SHORT TASK: Repeat all the records exactly, omitting pictures.

>> START AVAILABLE DATA

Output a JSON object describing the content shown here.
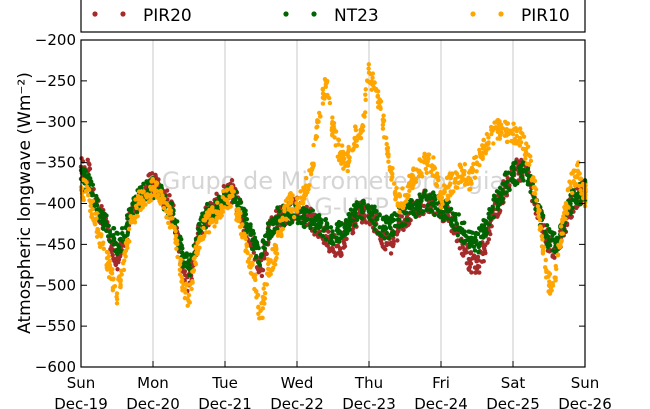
{
  "chart_data": {
    "type": "scatter",
    "ylabel": "Atmospheric longwave (Wm⁻²)",
    "ylim": [
      -600,
      -200
    ],
    "yticks": [
      -600,
      -550,
      -500,
      -450,
      -400,
      -350,
      -300,
      -250,
      -200
    ],
    "x_unit": "days",
    "xlim": [
      0,
      7
    ],
    "xticks": [
      {
        "value": 0,
        "day": "Sun",
        "date": "Dec-19"
      },
      {
        "value": 1,
        "day": "Mon",
        "date": "Dec-20"
      },
      {
        "value": 2,
        "day": "Tue",
        "date": "Dec-21"
      },
      {
        "value": 3,
        "day": "Wed",
        "date": "Dec-22"
      },
      {
        "value": 4,
        "day": "Thu",
        "date": "Dec-23"
      },
      {
        "value": 5,
        "day": "Fri",
        "date": "Dec-24"
      },
      {
        "value": 6,
        "day": "Sat",
        "date": "Dec-25"
      },
      {
        "value": 7,
        "day": "Sun",
        "date": "Dec-26"
      }
    ],
    "grid": "vertical",
    "legend_position": "top",
    "watermark": [
      "Grupo de Micrometeorologia",
      "IAG-USP"
    ],
    "series": [
      {
        "name": "PIR20",
        "color": "#a52a2a",
        "x": [
          0,
          0.1,
          0.2,
          0.3,
          0.4,
          0.5,
          0.6,
          0.7,
          0.8,
          0.9,
          1.0,
          1.1,
          1.2,
          1.3,
          1.4,
          1.5,
          1.6,
          1.7,
          1.8,
          1.9,
          2.0,
          2.1,
          2.2,
          2.3,
          2.4,
          2.5,
          2.6,
          2.7,
          2.8,
          2.9,
          3.0,
          3.1,
          3.2,
          3.3,
          3.4,
          3.5,
          3.6,
          3.7,
          3.8,
          3.9,
          4.0,
          4.1,
          4.2,
          4.3,
          4.4,
          4.5,
          4.6,
          4.7,
          4.8,
          4.9,
          5.0,
          5.1,
          5.2,
          5.3,
          5.4,
          5.5,
          5.6,
          5.7,
          5.8,
          5.9,
          6.0,
          6.1,
          6.2,
          6.3,
          6.4,
          6.5,
          6.6,
          6.7,
          6.8,
          6.9,
          7.0
        ],
        "y": [
          -355,
          -360,
          -395,
          -420,
          -440,
          -470,
          -450,
          -410,
          -395,
          -380,
          -375,
          -385,
          -395,
          -420,
          -480,
          -500,
          -450,
          -420,
          -410,
          -400,
          -390,
          -385,
          -405,
          -430,
          -460,
          -480,
          -440,
          -420,
          -415,
          -410,
          -405,
          -412,
          -420,
          -430,
          -440,
          -450,
          -455,
          -430,
          -420,
          -410,
          -415,
          -425,
          -440,
          -450,
          -430,
          -420,
          -410,
          -405,
          -395,
          -400,
          -405,
          -415,
          -430,
          -450,
          -470,
          -480,
          -455,
          -420,
          -400,
          -380,
          -360,
          -358,
          -362,
          -395,
          -420,
          -450,
          -460,
          -430,
          -405,
          -390,
          -385
        ]
      },
      {
        "name": "NT23",
        "color": "#006400",
        "x": [
          0,
          0.1,
          0.2,
          0.3,
          0.4,
          0.5,
          0.6,
          0.7,
          0.8,
          0.9,
          1.0,
          1.1,
          1.2,
          1.3,
          1.4,
          1.5,
          1.6,
          1.7,
          1.8,
          1.9,
          2.0,
          2.1,
          2.2,
          2.3,
          2.4,
          2.5,
          2.6,
          2.7,
          2.8,
          2.9,
          3.0,
          3.1,
          3.2,
          3.3,
          3.4,
          3.5,
          3.6,
          3.7,
          3.8,
          3.9,
          4.0,
          4.1,
          4.2,
          4.3,
          4.4,
          4.5,
          4.6,
          4.7,
          4.8,
          4.9,
          5.0,
          5.1,
          5.2,
          5.3,
          5.4,
          5.5,
          5.6,
          5.7,
          5.8,
          5.9,
          6.0,
          6.1,
          6.2,
          6.3,
          6.4,
          6.5,
          6.6,
          6.7,
          6.8,
          6.9,
          7.0
        ],
        "y": [
          -370,
          -375,
          -400,
          -420,
          -435,
          -450,
          -440,
          -410,
          -395,
          -385,
          -380,
          -390,
          -400,
          -420,
          -460,
          -480,
          -445,
          -420,
          -410,
          -400,
          -395,
          -390,
          -405,
          -425,
          -450,
          -465,
          -435,
          -420,
          -415,
          -415,
          -410,
          -415,
          -420,
          -425,
          -430,
          -440,
          -435,
          -425,
          -415,
          -405,
          -410,
          -420,
          -430,
          -430,
          -420,
          -412,
          -405,
          -400,
          -395,
          -400,
          -405,
          -410,
          -420,
          -435,
          -445,
          -450,
          -430,
          -410,
          -395,
          -375,
          -365,
          -360,
          -365,
          -395,
          -420,
          -445,
          -450,
          -425,
          -400,
          -388,
          -385
        ]
      },
      {
        "name": "PIR10",
        "color": "#ffa500",
        "x": [
          0,
          0.1,
          0.2,
          0.3,
          0.4,
          0.5,
          0.6,
          0.7,
          0.8,
          0.9,
          1.0,
          1.1,
          1.2,
          1.3,
          1.4,
          1.5,
          1.6,
          1.7,
          1.8,
          1.9,
          2.0,
          2.1,
          2.2,
          2.3,
          2.4,
          2.5,
          2.6,
          2.7,
          2.8,
          2.9,
          3.0,
          3.1,
          3.2,
          3.3,
          3.4,
          3.5,
          3.6,
          3.7,
          3.8,
          3.9,
          4.0,
          4.1,
          4.2,
          4.3,
          4.4,
          4.5,
          4.6,
          4.7,
          4.8,
          4.9,
          5.0,
          5.1,
          5.2,
          5.3,
          5.4,
          5.5,
          5.6,
          5.7,
          5.8,
          5.9,
          6.0,
          6.1,
          6.2,
          6.3,
          6.4,
          6.5,
          6.6,
          6.7,
          6.8,
          6.9,
          7.0
        ],
        "y": [
          -380,
          -390,
          -420,
          -450,
          -480,
          -510,
          -470,
          -420,
          -400,
          -390,
          -380,
          -395,
          -410,
          -430,
          -490,
          -520,
          -460,
          -430,
          -420,
          -410,
          -395,
          -390,
          -420,
          -450,
          -490,
          -540,
          -480,
          -460,
          -420,
          -400,
          -405,
          -390,
          -360,
          -300,
          -250,
          -310,
          -340,
          -350,
          -320,
          -310,
          -240,
          -260,
          -300,
          -360,
          -400,
          -390,
          -370,
          -360,
          -350,
          -355,
          -395,
          -380,
          -370,
          -360,
          -370,
          -350,
          -330,
          -315,
          -310,
          -310,
          -315,
          -320,
          -340,
          -380,
          -440,
          -500,
          -480,
          -420,
          -380,
          -360,
          -390
        ]
      }
    ]
  }
}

>> END AVAILABLE DATA

TASK SOLUTION:
Output a JSON object describing the content shown here.
{
  "chart_data": {
    "type": "scatter",
    "ylabel": "Atmospheric longwave (Wm⁻²)",
    "ylim": [
      -600,
      -200
    ],
    "yticks": [
      -600,
      -550,
      -500,
      -450,
      -400,
      -350,
      -300,
      -250,
      -200
    ],
    "x_unit": "days",
    "xlim": [
      0,
      7
    ],
    "xticks": [
      {
        "value": 0,
        "day": "Sun",
        "date": "Dec-19"
      },
      {
        "value": 1,
        "day": "Mon",
        "date": "Dec-20"
      },
      {
        "value": 2,
        "day": "Tue",
        "date": "Dec-21"
      },
      {
        "value": 3,
        "day": "Wed",
        "date": "Dec-22"
      },
      {
        "value": 4,
        "day": "Thu",
        "date": "Dec-23"
      },
      {
        "value": 5,
        "day": "Fri",
        "date": "Dec-24"
      },
      {
        "value": 6,
        "day": "Sat",
        "date": "Dec-25"
      },
      {
        "value": 7,
        "day": "Sun",
        "date": "Dec-26"
      }
    ],
    "grid": "vertical",
    "legend_position": "top",
    "watermark": [
      "Grupo de Micrometeorologia",
      "IAG-USP"
    ],
    "series": [
      {
        "name": "PIR20",
        "color": "#a52a2a",
        "x": [
          0,
          0.1,
          0.2,
          0.3,
          0.4,
          0.5,
          0.6,
          0.7,
          0.8,
          0.9,
          1.0,
          1.1,
          1.2,
          1.3,
          1.4,
          1.5,
          1.6,
          1.7,
          1.8,
          1.9,
          2.0,
          2.1,
          2.2,
          2.3,
          2.4,
          2.5,
          2.6,
          2.7,
          2.8,
          2.9,
          3.0,
          3.1,
          3.2,
          3.3,
          3.4,
          3.5,
          3.6,
          3.7,
          3.8,
          3.9,
          4.0,
          4.1,
          4.2,
          4.3,
          4.4,
          4.5,
          4.6,
          4.7,
          4.8,
          4.9,
          5.0,
          5.1,
          5.2,
          5.3,
          5.4,
          5.5,
          5.6,
          5.7,
          5.8,
          5.9,
          6.0,
          6.1,
          6.2,
          6.3,
          6.4,
          6.5,
          6.6,
          6.7,
          6.8,
          6.9,
          7.0
        ],
        "y": [
          -355,
          -360,
          -395,
          -420,
          -440,
          -470,
          -450,
          -410,
          -395,
          -380,
          -375,
          -385,
          -395,
          -420,
          -480,
          -500,
          -450,
          -420,
          -410,
          -400,
          -390,
          -385,
          -405,
          -430,
          -460,
          -480,
          -440,
          -420,
          -415,
          -410,
          -405,
          -412,
          -420,
          -430,
          -440,
          -450,
          -455,
          -430,
          -420,
          -410,
          -415,
          -425,
          -440,
          -450,
          -430,
          -420,
          -410,
          -405,
          -395,
          -400,
          -405,
          -415,
          -430,
          -450,
          -470,
          -480,
          -455,
          -420,
          -400,
          -380,
          -360,
          -358,
          -362,
          -395,
          -420,
          -450,
          -460,
          -430,
          -405,
          -390,
          -385
        ]
      },
      {
        "name": "NT23",
        "color": "#006400",
        "x": [
          0,
          0.1,
          0.2,
          0.3,
          0.4,
          0.5,
          0.6,
          0.7,
          0.8,
          0.9,
          1.0,
          1.1,
          1.2,
          1.3,
          1.4,
          1.5,
          1.6,
          1.7,
          1.8,
          1.9,
          2.0,
          2.1,
          2.2,
          2.3,
          2.4,
          2.5,
          2.6,
          2.7,
          2.8,
          2.9,
          3.0,
          3.1,
          3.2,
          3.3,
          3.4,
          3.5,
          3.6,
          3.7,
          3.8,
          3.9,
          4.0,
          4.1,
          4.2,
          4.3,
          4.4,
          4.5,
          4.6,
          4.7,
          4.8,
          4.9,
          5.0,
          5.1,
          5.2,
          5.3,
          5.4,
          5.5,
          5.6,
          5.7,
          5.8,
          5.9,
          6.0,
          6.1,
          6.2,
          6.3,
          6.4,
          6.5,
          6.6,
          6.7,
          6.8,
          6.9,
          7.0
        ],
        "y": [
          -370,
          -375,
          -400,
          -420,
          -435,
          -450,
          -440,
          -410,
          -395,
          -385,
          -380,
          -390,
          -400,
          -420,
          -460,
          -480,
          -445,
          -420,
          -410,
          -400,
          -395,
          -390,
          -405,
          -425,
          -450,
          -465,
          -435,
          -420,
          -415,
          -415,
          -410,
          -415,
          -420,
          -425,
          -430,
          -440,
          -435,
          -425,
          -415,
          -405,
          -410,
          -420,
          -430,
          -430,
          -420,
          -412,
          -405,
          -400,
          -395,
          -400,
          -405,
          -410,
          -420,
          -435,
          -445,
          -450,
          -430,
          -410,
          -395,
          -375,
          -365,
          -360,
          -365,
          -395,
          -420,
          -445,
          -450,
          -425,
          -400,
          -388,
          -385
        ]
      },
      {
        "name": "PIR10",
        "color": "#ffa500",
        "x": [
          0,
          0.1,
          0.2,
          0.3,
          0.4,
          0.5,
          0.6,
          0.7,
          0.8,
          0.9,
          1.0,
          1.1,
          1.2,
          1.3,
          1.4,
          1.5,
          1.6,
          1.7,
          1.8,
          1.9,
          2.0,
          2.1,
          2.2,
          2.3,
          2.4,
          2.5,
          2.6,
          2.7,
          2.8,
          2.9,
          3.0,
          3.1,
          3.2,
          3.3,
          3.4,
          3.5,
          3.6,
          3.7,
          3.8,
          3.9,
          4.0,
          4.1,
          4.2,
          4.3,
          4.4,
          4.5,
          4.6,
          4.7,
          4.8,
          4.9,
          5.0,
          5.1,
          5.2,
          5.3,
          5.4,
          5.5,
          5.6,
          5.7,
          5.8,
          5.9,
          6.0,
          6.1,
          6.2,
          6.3,
          6.4,
          6.5,
          6.6,
          6.7,
          6.8,
          6.9,
          7.0
        ],
        "y": [
          -380,
          -390,
          -420,
          -450,
          -480,
          -510,
          -470,
          -420,
          -400,
          -390,
          -380,
          -395,
          -410,
          -430,
          -490,
          -520,
          -460,
          -430,
          -420,
          -410,
          -395,
          -390,
          -420,
          -450,
          -490,
          -540,
          -480,
          -460,
          -420,
          -400,
          -405,
          -390,
          -360,
          -300,
          -250,
          -310,
          -340,
          -350,
          -320,
          -310,
          -240,
          -260,
          -300,
          -360,
          -400,
          -390,
          -370,
          -360,
          -350,
          -355,
          -395,
          -380,
          -370,
          -360,
          -370,
          -350,
          -330,
          -315,
          -310,
          -310,
          -315,
          -320,
          -340,
          -380,
          -440,
          -500,
          -480,
          -420,
          -380,
          -360,
          -390
        ]
      }
    ]
  }
}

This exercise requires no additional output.